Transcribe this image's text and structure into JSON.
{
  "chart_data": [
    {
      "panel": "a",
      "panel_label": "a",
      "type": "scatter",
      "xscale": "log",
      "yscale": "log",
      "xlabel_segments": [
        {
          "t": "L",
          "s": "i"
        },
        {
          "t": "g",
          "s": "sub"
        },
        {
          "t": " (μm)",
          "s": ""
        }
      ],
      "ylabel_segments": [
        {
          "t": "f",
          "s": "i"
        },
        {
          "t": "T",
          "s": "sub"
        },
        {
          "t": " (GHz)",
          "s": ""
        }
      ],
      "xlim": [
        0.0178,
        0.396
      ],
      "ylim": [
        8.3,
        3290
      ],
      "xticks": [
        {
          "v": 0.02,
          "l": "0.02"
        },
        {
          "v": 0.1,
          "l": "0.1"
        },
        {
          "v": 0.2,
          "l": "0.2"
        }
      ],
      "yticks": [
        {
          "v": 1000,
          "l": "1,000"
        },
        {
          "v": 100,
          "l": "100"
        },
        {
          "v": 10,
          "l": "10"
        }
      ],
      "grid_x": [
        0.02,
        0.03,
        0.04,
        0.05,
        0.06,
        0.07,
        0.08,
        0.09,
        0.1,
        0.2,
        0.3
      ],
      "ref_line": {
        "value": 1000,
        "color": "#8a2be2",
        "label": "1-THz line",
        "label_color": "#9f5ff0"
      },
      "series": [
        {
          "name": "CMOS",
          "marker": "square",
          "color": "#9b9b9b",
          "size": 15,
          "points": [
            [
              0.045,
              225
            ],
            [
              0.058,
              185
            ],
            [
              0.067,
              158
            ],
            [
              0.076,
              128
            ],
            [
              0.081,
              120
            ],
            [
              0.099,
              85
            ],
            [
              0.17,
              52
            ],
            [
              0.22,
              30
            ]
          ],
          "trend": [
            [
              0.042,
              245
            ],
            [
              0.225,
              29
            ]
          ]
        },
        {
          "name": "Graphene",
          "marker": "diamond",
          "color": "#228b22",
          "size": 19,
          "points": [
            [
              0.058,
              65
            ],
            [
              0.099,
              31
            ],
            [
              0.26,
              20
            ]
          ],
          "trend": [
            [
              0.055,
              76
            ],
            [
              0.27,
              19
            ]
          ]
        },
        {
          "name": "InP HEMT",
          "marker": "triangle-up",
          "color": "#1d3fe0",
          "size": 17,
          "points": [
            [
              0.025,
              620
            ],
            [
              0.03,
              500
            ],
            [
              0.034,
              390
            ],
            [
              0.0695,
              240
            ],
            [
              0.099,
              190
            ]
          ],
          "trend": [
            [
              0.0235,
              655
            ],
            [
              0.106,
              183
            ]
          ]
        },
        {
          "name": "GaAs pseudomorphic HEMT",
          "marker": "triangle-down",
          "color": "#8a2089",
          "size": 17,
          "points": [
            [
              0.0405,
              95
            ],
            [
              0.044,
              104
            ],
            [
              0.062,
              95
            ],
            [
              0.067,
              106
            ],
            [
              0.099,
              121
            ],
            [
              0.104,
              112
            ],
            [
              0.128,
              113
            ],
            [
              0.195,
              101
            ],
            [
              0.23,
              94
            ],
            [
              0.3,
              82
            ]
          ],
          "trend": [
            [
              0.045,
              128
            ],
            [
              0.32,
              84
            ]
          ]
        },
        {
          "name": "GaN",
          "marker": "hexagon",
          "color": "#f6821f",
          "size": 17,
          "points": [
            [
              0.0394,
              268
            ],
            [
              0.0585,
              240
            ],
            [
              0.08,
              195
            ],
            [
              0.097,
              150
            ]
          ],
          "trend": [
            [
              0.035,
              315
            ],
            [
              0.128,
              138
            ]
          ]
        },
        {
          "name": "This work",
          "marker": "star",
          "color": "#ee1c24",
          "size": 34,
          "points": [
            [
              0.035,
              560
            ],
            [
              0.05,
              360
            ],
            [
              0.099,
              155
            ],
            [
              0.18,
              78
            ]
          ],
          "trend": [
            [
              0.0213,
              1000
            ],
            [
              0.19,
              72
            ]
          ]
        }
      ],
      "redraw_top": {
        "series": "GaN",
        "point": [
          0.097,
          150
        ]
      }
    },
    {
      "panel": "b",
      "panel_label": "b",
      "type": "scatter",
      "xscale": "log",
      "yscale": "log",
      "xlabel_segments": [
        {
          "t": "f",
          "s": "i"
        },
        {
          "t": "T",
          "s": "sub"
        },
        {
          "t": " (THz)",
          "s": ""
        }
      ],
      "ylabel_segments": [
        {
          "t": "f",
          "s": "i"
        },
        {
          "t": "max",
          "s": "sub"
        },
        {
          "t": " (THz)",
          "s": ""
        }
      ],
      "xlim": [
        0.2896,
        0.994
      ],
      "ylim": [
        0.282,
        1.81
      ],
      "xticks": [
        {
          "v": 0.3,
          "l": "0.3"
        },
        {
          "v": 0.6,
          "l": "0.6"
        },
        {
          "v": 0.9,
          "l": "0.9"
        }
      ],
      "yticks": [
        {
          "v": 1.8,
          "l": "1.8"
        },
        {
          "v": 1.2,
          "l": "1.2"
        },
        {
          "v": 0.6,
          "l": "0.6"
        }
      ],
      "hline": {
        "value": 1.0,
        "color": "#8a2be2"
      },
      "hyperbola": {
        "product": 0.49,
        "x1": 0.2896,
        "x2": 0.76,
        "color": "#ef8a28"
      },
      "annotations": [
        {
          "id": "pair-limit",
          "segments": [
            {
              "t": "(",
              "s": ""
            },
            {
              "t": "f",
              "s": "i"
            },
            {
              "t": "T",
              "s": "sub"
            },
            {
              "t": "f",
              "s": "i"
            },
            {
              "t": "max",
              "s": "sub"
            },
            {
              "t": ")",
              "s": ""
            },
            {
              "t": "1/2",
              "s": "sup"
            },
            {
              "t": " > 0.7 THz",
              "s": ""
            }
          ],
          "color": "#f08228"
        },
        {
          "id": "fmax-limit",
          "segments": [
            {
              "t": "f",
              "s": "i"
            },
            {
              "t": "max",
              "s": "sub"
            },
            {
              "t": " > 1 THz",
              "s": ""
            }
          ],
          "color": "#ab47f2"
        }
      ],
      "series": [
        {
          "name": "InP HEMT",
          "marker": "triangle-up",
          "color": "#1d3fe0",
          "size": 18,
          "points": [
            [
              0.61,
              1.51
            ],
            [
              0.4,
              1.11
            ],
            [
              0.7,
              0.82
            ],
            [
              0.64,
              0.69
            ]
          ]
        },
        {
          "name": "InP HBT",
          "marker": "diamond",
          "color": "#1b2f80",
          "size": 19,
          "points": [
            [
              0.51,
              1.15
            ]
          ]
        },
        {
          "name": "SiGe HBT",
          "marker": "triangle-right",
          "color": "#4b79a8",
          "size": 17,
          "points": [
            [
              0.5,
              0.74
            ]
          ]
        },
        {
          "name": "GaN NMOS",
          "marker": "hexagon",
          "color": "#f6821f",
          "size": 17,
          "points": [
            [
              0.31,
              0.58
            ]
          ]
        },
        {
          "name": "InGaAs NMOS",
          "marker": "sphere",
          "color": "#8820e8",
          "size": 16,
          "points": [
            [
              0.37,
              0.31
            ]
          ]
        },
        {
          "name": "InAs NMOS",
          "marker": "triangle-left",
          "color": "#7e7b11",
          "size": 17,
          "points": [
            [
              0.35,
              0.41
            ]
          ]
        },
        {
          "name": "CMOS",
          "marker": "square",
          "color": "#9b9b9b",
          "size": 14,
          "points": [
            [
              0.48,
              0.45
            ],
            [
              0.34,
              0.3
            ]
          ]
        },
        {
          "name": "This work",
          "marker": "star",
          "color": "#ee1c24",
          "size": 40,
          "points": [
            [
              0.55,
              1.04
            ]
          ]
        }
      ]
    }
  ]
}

****************

What you are asked to do:
Pick out each line in the material containing "triangle".

Answer to this task:
          "marker": "triangle-up",
          "marker": "triangle-down",
          "marker": "triangle-up",
          "marker": "triangle-right",
          "marker": "triangle-left",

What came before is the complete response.